_What to produce_
Set out every line of the entries below as a Markdown table with two columns, Row and Text. Number the rows in order and leave out blank lines.

_Data provided_

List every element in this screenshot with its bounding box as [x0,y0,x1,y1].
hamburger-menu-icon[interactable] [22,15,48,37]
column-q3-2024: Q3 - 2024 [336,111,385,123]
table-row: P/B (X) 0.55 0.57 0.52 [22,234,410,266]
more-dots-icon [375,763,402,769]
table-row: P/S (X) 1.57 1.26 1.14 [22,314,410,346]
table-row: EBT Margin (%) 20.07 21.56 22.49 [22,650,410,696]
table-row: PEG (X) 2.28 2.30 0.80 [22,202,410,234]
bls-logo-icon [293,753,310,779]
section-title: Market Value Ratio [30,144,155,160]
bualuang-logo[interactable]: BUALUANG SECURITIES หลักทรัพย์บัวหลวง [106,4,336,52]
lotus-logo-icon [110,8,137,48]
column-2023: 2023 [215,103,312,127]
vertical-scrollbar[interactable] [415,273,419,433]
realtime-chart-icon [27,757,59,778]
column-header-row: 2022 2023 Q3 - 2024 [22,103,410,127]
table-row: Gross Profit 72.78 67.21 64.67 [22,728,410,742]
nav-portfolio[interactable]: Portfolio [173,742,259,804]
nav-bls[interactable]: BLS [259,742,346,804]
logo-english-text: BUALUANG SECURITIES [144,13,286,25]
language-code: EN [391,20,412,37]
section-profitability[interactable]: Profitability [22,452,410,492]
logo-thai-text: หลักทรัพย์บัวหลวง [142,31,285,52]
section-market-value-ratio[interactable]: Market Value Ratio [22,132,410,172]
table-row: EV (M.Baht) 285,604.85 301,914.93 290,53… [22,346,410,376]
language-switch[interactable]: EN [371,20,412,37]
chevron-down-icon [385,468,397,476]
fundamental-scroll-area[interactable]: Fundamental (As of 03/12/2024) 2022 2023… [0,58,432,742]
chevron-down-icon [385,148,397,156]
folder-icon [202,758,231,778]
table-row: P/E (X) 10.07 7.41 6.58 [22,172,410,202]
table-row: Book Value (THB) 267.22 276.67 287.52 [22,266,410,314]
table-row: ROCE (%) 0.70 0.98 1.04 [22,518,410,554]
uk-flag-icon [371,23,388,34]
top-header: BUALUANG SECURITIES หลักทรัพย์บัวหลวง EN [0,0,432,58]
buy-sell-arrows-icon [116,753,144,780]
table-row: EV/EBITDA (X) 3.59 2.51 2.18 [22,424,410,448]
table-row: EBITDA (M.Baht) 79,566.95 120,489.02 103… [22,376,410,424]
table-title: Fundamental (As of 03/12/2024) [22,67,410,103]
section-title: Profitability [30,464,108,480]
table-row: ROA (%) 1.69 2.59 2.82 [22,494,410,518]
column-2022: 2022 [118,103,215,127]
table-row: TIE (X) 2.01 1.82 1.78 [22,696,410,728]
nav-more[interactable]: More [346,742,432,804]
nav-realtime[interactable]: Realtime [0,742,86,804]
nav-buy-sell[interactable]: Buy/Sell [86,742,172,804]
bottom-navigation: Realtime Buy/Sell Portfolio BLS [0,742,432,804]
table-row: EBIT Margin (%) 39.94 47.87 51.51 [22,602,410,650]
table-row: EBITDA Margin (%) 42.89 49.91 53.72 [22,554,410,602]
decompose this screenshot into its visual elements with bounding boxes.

_Result_
| Row | Text |
|---|---|
| 1 | List every element in this screenshot with its bounding box as [x0,y0,x1,y1]. |
| 2 | hamburger-menu-icon[interactable] [22,15,48,37] |
| 3 | column-q3-2024: Q3 - 2024 [336,111,385,123] |
| 4 | table-row: P/B (X) 0.55 0.57 0.52 [22,234,410,266] |
| 5 | more-dots-icon [375,763,402,769] |
| 6 | table-row: P/S (X) 1.57 1.26 1.14 [22,314,410,346] |
| 7 | table-row: EBT Margin (%) 20.07 21.56 22.49 [22,650,410,696] |
| 8 | table-row: PEG (X) 2.28 2.30 0.80 [22,202,410,234] |
| 9 | bls-logo-icon [293,753,310,779] |
| 10 | section-title: Market Value Ratio [30,144,155,160] |
| 11 | bualuang-logo[interactable]: BUALUANG SECURITIES หลักทรัพย์บัวหลวง [106,4,336,52] |
| 12 | lotus-logo-icon [110,8,137,48] |
| 13 | column-2023: 2023 [215,103,312,127] |
| 14 | vertical-scrollbar[interactable] [415,273,419,433] |
| 15 | realtime-chart-icon [27,757,59,778] |
| 16 | column-header-row: 2022 2023 Q3 - 2024 [22,103,410,127] |
| 17 | table-row: Gross Profit 72.78 67.21 64.67 [22,728,410,742] |
| 18 | nav-portfolio[interactable]: Portfolio [173,742,259,804] |
| 19 | nav-bls[interactable]: BLS [259,742,346,804] |
| 20 | logo-english-text: BUALUANG SECURITIES [144,13,286,25] |
| 21 | language-code: EN [391,20,412,37] |
| 22 | section-profitability[interactable]: Profitability [22,452,410,492] |
| 23 | logo-thai-text: หลักทรัพย์บัวหลวง [142,31,285,52] |
| 24 | section-market-value-ratio[interactable]: Market Value Ratio [22,132,410,172] |
| 25 | table-row: EV (M.Baht) 285,604.85 301,914.93 290,53… [22,346,410,376] |
| 26 | language-switch[interactable]: EN [371,20,412,37] |
| 27 | chevron-down-icon [385,468,397,476] |
| 28 | fundamental-scroll-area[interactable]: Fundamental (As of 03/12/2024) 2022 2023… [0,58,432,742] |
| 29 | chevron-down-icon [385,148,397,156] |
| 30 | folder-icon [202,758,231,778] |
| 31 | table-row: P/E (X) 10.07 7.41 6.58 [22,172,410,202] |
| 32 | table-row: Book Value (THB) 267.22 276.67 287.52 [22,266,410,314] |
| 33 | table-row: ROCE (%) 0.70 0.98 1.04 [22,518,410,554] |
| 34 | uk-flag-icon [371,23,388,34] |
| 35 | top-header: BUALUANG SECURITIES หลักทรัพย์บัวหลวง EN [0,0,432,58] |
| 36 | buy-sell-arrows-icon [116,753,144,780] |
| 37 | table-row: EV/EBITDA (X) 3.59 2.51 2.18 [22,424,410,448] |
| 38 | table-row: EBITDA (M.Baht) 79,566.95 120,489.02 103… [22,376,410,424] |
| 39 | table-title: Fundamental (As of 03/12/2024) [22,67,410,103] |
| 40 | section-title: Profitability [30,464,108,480] |
| 41 | table-row: ROA (%) 1.69 2.59 2.82 [22,494,410,518] |
| 42 | column-2022: 2022 [118,103,215,127] |
| 43 | table-row: TIE (X) 2.01 1.82 1.78 [22,696,410,728] |
| 44 | nav-more[interactable]: More [346,742,432,804] |
| 45 | nav-realtime[interactable]: Realtime [0,742,86,804] |
| 46 | nav-buy-sell[interactable]: Buy/Sell [86,742,172,804] |
| 47 | bottom-navigation: Realtime Buy/Sell Portfolio BLS [0,742,432,804] |
| 48 | table-row: EBIT Margin (%) 39.94 47.87 51.51 [22,602,410,650] |
| 49 | table-row: EBITDA Margin (%) 42.89 49.91 53.72 [22,554,410,602] |
| 50 | decompose this screenshot into its visual elements with bounding boxes. |